> **What this task involves**: Work through the data and report how many lines include the string "text", giving the number alone.
—————
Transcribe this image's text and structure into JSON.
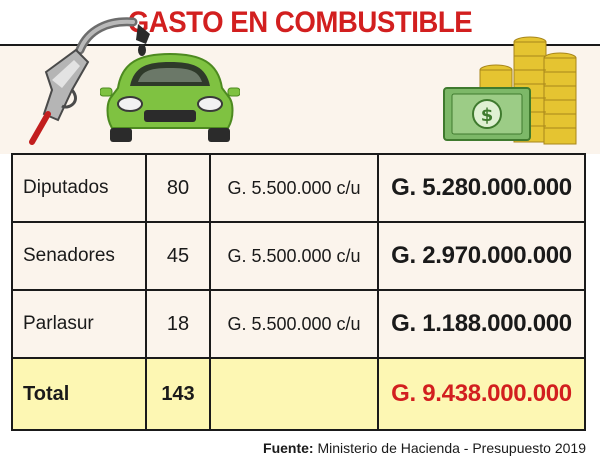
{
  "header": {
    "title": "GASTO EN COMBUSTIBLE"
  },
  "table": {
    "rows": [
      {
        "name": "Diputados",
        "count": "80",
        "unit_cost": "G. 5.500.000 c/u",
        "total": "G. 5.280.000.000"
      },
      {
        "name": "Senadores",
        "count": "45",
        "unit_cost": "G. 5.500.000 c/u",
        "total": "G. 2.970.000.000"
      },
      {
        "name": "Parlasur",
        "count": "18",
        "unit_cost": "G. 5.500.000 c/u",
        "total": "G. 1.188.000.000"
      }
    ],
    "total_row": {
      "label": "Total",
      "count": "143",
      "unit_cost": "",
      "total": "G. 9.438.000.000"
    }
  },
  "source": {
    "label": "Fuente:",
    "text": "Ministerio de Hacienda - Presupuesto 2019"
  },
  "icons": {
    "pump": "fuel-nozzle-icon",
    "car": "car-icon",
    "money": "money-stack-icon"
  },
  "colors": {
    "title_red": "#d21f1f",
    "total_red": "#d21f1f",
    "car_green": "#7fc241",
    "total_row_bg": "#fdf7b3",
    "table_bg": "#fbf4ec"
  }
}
—————
> **Output below**: 2